## DIRECTIVE
Every record below should be written out exactly; pictures stay out.

— start DATA LINES —

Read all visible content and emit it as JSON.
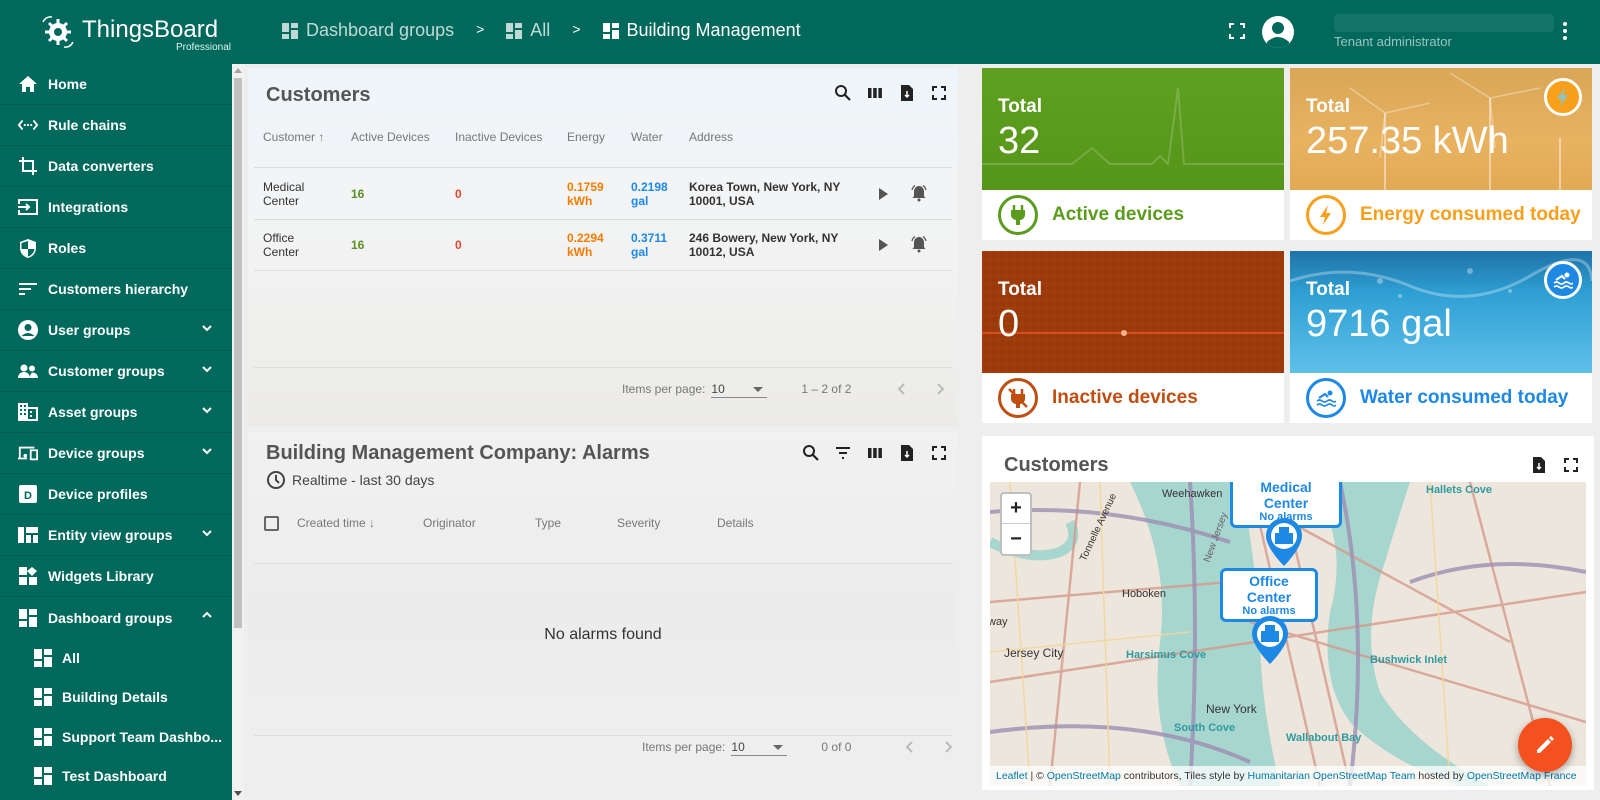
{
  "app": {
    "logo_name": "ThingsBoard",
    "logo_edition": "Professional"
  },
  "breadcrumb": [
    {
      "label": "Dashboard groups"
    },
    {
      "label": "All"
    },
    {
      "label": "Building Management"
    }
  ],
  "breadcrumb_separator": ">",
  "user": {
    "role": "Tenant administrator"
  },
  "sidebar": {
    "items": [
      {
        "label": "Home",
        "icon": "home-icon"
      },
      {
        "label": "Rule chains",
        "icon": "rule-chains-icon"
      },
      {
        "label": "Data converters",
        "icon": "crop-icon"
      },
      {
        "label": "Integrations",
        "icon": "input-icon"
      },
      {
        "label": "Roles",
        "icon": "shield-icon"
      },
      {
        "label": "Customers hierarchy",
        "icon": "sort-icon"
      },
      {
        "label": "User groups",
        "icon": "account-circle-icon",
        "expandable": true
      },
      {
        "label": "Customer groups",
        "icon": "supervisor-icon",
        "expandable": true
      },
      {
        "label": "Asset groups",
        "icon": "domain-icon",
        "expandable": true
      },
      {
        "label": "Device groups",
        "icon": "devices-icon",
        "expandable": true
      },
      {
        "label": "Device profiles",
        "icon": "device-profile-icon"
      },
      {
        "label": "Entity view groups",
        "icon": "view-quilt-icon",
        "expandable": true
      },
      {
        "label": "Widgets Library",
        "icon": "widgets-icon"
      },
      {
        "label": "Dashboard groups",
        "icon": "dashboard-icon",
        "expanded": true
      }
    ],
    "sub_items": [
      {
        "label": "All"
      },
      {
        "label": "Building Details"
      },
      {
        "label": "Support Team Dashbo..."
      },
      {
        "label": "Test Dashboard"
      }
    ]
  },
  "customers_table": {
    "title": "Customers",
    "columns": [
      "Customer",
      "Active Devices",
      "Inactive Devices",
      "Energy",
      "Water",
      "Address"
    ],
    "sort_indicator": "↑",
    "rows": [
      {
        "customer_l1": "Medical",
        "customer_l2": "Center",
        "active": "16",
        "inactive": "0",
        "energy_val": "0.1759",
        "energy_unit": "kWh",
        "water_val": "0.2198",
        "water_unit": "gal",
        "address_l1": "Korea Town, New York, NY",
        "address_l2": "10001, USA"
      },
      {
        "customer_l1": "Office",
        "customer_l2": "Center",
        "active": "16",
        "inactive": "0",
        "energy_val": "0.2294",
        "energy_unit": "kWh",
        "water_val": "0.3711",
        "water_unit": "gal",
        "address_l1": "246 Bowery, New York, NY",
        "address_l2": "10012, USA"
      }
    ],
    "pager": {
      "label": "Items per page:",
      "page_size": "10",
      "range": "1 – 2 of 2"
    }
  },
  "alarms_table": {
    "title": "Building Management Company: Alarms",
    "timewindow": "Realtime - last 30 days",
    "columns": [
      "Created time",
      "Originator",
      "Type",
      "Severity",
      "Details"
    ],
    "sort_indicator": "↓",
    "empty_text": "No alarms found",
    "pager": {
      "label": "Items per page:",
      "page_size": "10",
      "range": "0 of 0"
    }
  },
  "cards": [
    {
      "total_label": "Total",
      "value": "32",
      "label": "Active devices",
      "color": "#5b9c1f"
    },
    {
      "total_label": "Total",
      "value": "257.35 kWh",
      "label": "Energy consumed today",
      "color": "#f89f1b"
    },
    {
      "total_label": "Total",
      "value": "0",
      "label": "Inactive devices",
      "color": "#bf4e11"
    },
    {
      "total_label": "Total",
      "value": "9716 gal",
      "label": "Water consumed today",
      "color": "#1e88e5"
    }
  ],
  "map_widget": {
    "title": "Customers",
    "markers": [
      {
        "name": "Medical Center",
        "status": "No alarms"
      },
      {
        "name": "Office Center",
        "status": "No alarms"
      }
    ],
    "place_labels": [
      "Weehawken",
      "Tonnelle Avenue",
      "New Jersey",
      "Hoboken",
      "Jersey City",
      "Harsimus Cove",
      "Hallets Cove",
      "Bushwick Inlet",
      "New York",
      "South Cove",
      "Wallabout Bay",
      "way"
    ],
    "zoom_in": "+",
    "zoom_out": "−",
    "attribution": {
      "leaflet": "Leaflet",
      "sep": " | © ",
      "osm": "OpenStreetMap",
      "contrib": " contributors, Tiles style by ",
      "hot": "Humanitarian OpenStreetMap Team",
      "hosted": " hosted by ",
      "osmfr": "OpenStreetMap France"
    }
  }
}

— end DATA LINES —

## SOLVED EXERCISE
Read all visible content and emit it as JSON.
{
  "app": {
    "logo_name": "ThingsBoard",
    "logo_edition": "Professional"
  },
  "breadcrumb": [
    {
      "label": "Dashboard groups"
    },
    {
      "label": "All"
    },
    {
      "label": "Building Management"
    }
  ],
  "breadcrumb_separator": ">",
  "user": {
    "role": "Tenant administrator"
  },
  "sidebar": {
    "items": [
      {
        "label": "Home",
        "icon": "home-icon"
      },
      {
        "label": "Rule chains",
        "icon": "rule-chains-icon"
      },
      {
        "label": "Data converters",
        "icon": "crop-icon"
      },
      {
        "label": "Integrations",
        "icon": "input-icon"
      },
      {
        "label": "Roles",
        "icon": "shield-icon"
      },
      {
        "label": "Customers hierarchy",
        "icon": "sort-icon"
      },
      {
        "label": "User groups",
        "icon": "account-circle-icon",
        "expandable": true
      },
      {
        "label": "Customer groups",
        "icon": "supervisor-icon",
        "expandable": true
      },
      {
        "label": "Asset groups",
        "icon": "domain-icon",
        "expandable": true
      },
      {
        "label": "Device groups",
        "icon": "devices-icon",
        "expandable": true
      },
      {
        "label": "Device profiles",
        "icon": "device-profile-icon"
      },
      {
        "label": "Entity view groups",
        "icon": "view-quilt-icon",
        "expandable": true
      },
      {
        "label": "Widgets Library",
        "icon": "widgets-icon"
      },
      {
        "label": "Dashboard groups",
        "icon": "dashboard-icon",
        "expanded": true
      }
    ],
    "sub_items": [
      {
        "label": "All"
      },
      {
        "label": "Building Details"
      },
      {
        "label": "Support Team Dashbo..."
      },
      {
        "label": "Test Dashboard"
      }
    ]
  },
  "customers_table": {
    "title": "Customers",
    "columns": [
      "Customer",
      "Active Devices",
      "Inactive Devices",
      "Energy",
      "Water",
      "Address"
    ],
    "sort_indicator": "↑",
    "rows": [
      {
        "customer_l1": "Medical",
        "customer_l2": "Center",
        "active": "16",
        "inactive": "0",
        "energy_val": "0.1759",
        "energy_unit": "kWh",
        "water_val": "0.2198",
        "water_unit": "gal",
        "address_l1": "Korea Town, New York, NY",
        "address_l2": "10001, USA"
      },
      {
        "customer_l1": "Office",
        "customer_l2": "Center",
        "active": "16",
        "inactive": "0",
        "energy_val": "0.2294",
        "energy_unit": "kWh",
        "water_val": "0.3711",
        "water_unit": "gal",
        "address_l1": "246 Bowery, New York, NY",
        "address_l2": "10012, USA"
      }
    ],
    "pager": {
      "label": "Items per page:",
      "page_size": "10",
      "range": "1 – 2 of 2"
    }
  },
  "alarms_table": {
    "title": "Building Management Company: Alarms",
    "timewindow": "Realtime - last 30 days",
    "columns": [
      "Created time",
      "Originator",
      "Type",
      "Severity",
      "Details"
    ],
    "sort_indicator": "↓",
    "empty_text": "No alarms found",
    "pager": {
      "label": "Items per page:",
      "page_size": "10",
      "range": "0 of 0"
    }
  },
  "cards": [
    {
      "total_label": "Total",
      "value": "32",
      "label": "Active devices",
      "color": "#5b9c1f"
    },
    {
      "total_label": "Total",
      "value": "257.35 kWh",
      "label": "Energy consumed today",
      "color": "#f89f1b"
    },
    {
      "total_label": "Total",
      "value": "0",
      "label": "Inactive devices",
      "color": "#bf4e11"
    },
    {
      "total_label": "Total",
      "value": "9716 gal",
      "label": "Water consumed today",
      "color": "#1e88e5"
    }
  ],
  "map_widget": {
    "title": "Customers",
    "markers": [
      {
        "name": "Medical Center",
        "status": "No alarms"
      },
      {
        "name": "Office Center",
        "status": "No alarms"
      }
    ],
    "place_labels": [
      "Weehawken",
      "Tonnelle Avenue",
      "New Jersey",
      "Hoboken",
      "Jersey City",
      "Harsimus Cove",
      "Hallets Cove",
      "Bushwick Inlet",
      "New York",
      "South Cove",
      "Wallabout Bay",
      "way"
    ],
    "zoom_in": "+",
    "zoom_out": "−",
    "attribution": {
      "leaflet": "Leaflet",
      "sep": " | © ",
      "osm": "OpenStreetMap",
      "contrib": " contributors, Tiles style by ",
      "hot": "Humanitarian OpenStreetMap Team",
      "hosted": " hosted by ",
      "osmfr": "OpenStreetMap France"
    }
  }
}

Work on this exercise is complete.